** Your task **
Please copy all the lines that follow, word for word.

Records about charts and figures:
┌──

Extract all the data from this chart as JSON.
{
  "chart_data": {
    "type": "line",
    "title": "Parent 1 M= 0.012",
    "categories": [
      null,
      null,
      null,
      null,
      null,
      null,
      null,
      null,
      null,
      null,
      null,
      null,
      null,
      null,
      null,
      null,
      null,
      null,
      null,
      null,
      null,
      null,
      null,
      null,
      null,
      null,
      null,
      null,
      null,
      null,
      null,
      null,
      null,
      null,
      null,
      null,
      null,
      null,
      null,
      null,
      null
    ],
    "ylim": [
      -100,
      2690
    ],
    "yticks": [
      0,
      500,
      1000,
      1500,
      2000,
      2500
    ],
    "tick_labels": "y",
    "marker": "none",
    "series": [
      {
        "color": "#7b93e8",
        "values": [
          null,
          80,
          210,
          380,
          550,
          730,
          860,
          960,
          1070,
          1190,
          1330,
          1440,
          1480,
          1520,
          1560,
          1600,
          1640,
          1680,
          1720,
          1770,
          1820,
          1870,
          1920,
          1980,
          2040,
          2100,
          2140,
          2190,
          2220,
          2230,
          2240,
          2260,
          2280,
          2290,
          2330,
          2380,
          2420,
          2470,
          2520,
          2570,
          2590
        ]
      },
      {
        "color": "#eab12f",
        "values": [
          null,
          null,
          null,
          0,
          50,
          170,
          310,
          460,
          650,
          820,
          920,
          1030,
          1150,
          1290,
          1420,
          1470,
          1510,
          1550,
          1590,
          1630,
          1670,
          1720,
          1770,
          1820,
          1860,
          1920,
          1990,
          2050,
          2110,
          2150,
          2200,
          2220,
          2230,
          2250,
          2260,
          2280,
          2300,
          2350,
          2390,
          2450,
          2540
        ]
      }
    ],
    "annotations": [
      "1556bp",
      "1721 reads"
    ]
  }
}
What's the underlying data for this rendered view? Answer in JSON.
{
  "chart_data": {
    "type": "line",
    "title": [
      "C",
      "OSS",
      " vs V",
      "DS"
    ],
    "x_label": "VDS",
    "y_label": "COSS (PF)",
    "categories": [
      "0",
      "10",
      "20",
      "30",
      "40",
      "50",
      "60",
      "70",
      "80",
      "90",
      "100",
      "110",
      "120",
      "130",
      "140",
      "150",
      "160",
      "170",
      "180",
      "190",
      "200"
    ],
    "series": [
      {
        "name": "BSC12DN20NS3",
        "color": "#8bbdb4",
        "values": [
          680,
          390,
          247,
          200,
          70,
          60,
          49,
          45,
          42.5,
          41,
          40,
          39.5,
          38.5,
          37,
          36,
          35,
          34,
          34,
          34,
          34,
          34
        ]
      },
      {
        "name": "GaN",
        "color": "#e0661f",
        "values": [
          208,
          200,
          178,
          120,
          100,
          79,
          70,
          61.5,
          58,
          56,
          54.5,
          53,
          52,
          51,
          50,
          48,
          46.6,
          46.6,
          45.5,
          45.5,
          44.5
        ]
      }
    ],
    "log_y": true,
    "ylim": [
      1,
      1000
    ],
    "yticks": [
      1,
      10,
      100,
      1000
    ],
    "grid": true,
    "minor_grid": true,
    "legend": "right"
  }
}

└──

** Expected answer **
Extract all the data from this chart as JSON.
{
  "chart_data": {
    "type": "line",
    "title": "Parent 1 M= 0.012",
    "categories": [
      null,
      null,
      null,
      null,
      null,
      null,
      null,
      null,
      null,
      null,
      null,
      null,
      null,
      null,
      null,
      null,
      null,
      null,
      null,
      null,
      null,
      null,
      null,
      null,
      null,
      null,
      null,
      null,
      null,
      null,
      null,
      null,
      null,
      null,
      null,
      null,
      null,
      null,
      null,
      null,
      null
    ],
    "ylim": [
      -100,
      2690
    ],
    "yticks": [
      0,
      500,
      1000,
      1500,
      2000,
      2500
    ],
    "tick_labels": "y",
    "marker": "none",
    "series": [
      {
        "color": "#7b93e8",
        "values": [
          null,
          80,
          210,
          380,
          550,
          730,
          860,
          960,
          1070,
          1190,
          1330,
          1440,
          1480,
          1520,
          1560,
          1600,
          1640,
          1680,
          1720,
          1770,
          1820,
          1870,
          1920,
          1980,
          2040,
          2100,
          2140,
          2190,
          2220,
          2230,
          2240,
          2260,
          2280,
          2290,
          2330,
          2380,
          2420,
          2470,
          2520,
          2570,
          2590
        ]
      },
      {
        "color": "#eab12f",
        "values": [
          null,
          null,
          null,
          0,
          50,
          170,
          310,
          460,
          650,
          820,
          920,
          1030,
          1150,
          1290,
          1420,
          1470,
          1510,
          1550,
          1590,
          1630,
          1670,
          1720,
          1770,
          1820,
          1860,
          1920,
          1990,
          2050,
          2110,
          2150,
          2200,
          2220,
          2230,
          2250,
          2260,
          2280,
          2300,
          2350,
          2390,
          2450,
          2540
        ]
      }
    ],
    "annotations": [
      "1556bp",
      "1721 reads"
    ]
  }
}
What's the underlying data for this rendered view? Answer in JSON.
{
  "chart_data": {
    "type": "line",
    "title": [
      "C",
      "OSS",
      " vs V",
      "DS"
    ],
    "x_label": "VDS",
    "y_label": "COSS (PF)",
    "categories": [
      "0",
      "10",
      "20",
      "30",
      "40",
      "50",
      "60",
      "70",
      "80",
      "90",
      "100",
      "110",
      "120",
      "130",
      "140",
      "150",
      "160",
      "170",
      "180",
      "190",
      "200"
    ],
    "series": [
      {
        "name": "BSC12DN20NS3",
        "color": "#8bbdb4",
        "values": [
          680,
          390,
          247,
          200,
          70,
          60,
          49,
          45,
          42.5,
          41,
          40,
          39.5,
          38.5,
          37,
          36,
          35,
          34,
          34,
          34,
          34,
          34
        ]
      },
      {
        "name": "GaN",
        "color": "#e0661f",
        "values": [
          208,
          200,
          178,
          120,
          100,
          79,
          70,
          61.5,
          58,
          56,
          54.5,
          53,
          52,
          51,
          50,
          48,
          46.6,
          46.6,
          45.5,
          45.5,
          44.5
        ]
      }
    ],
    "log_y": true,
    "ylim": [
      1,
      1000
    ],
    "yticks": [
      1,
      10,
      100,
      1000
    ],
    "grid": true,
    "minor_grid": true,
    "legend": "right"
  }
}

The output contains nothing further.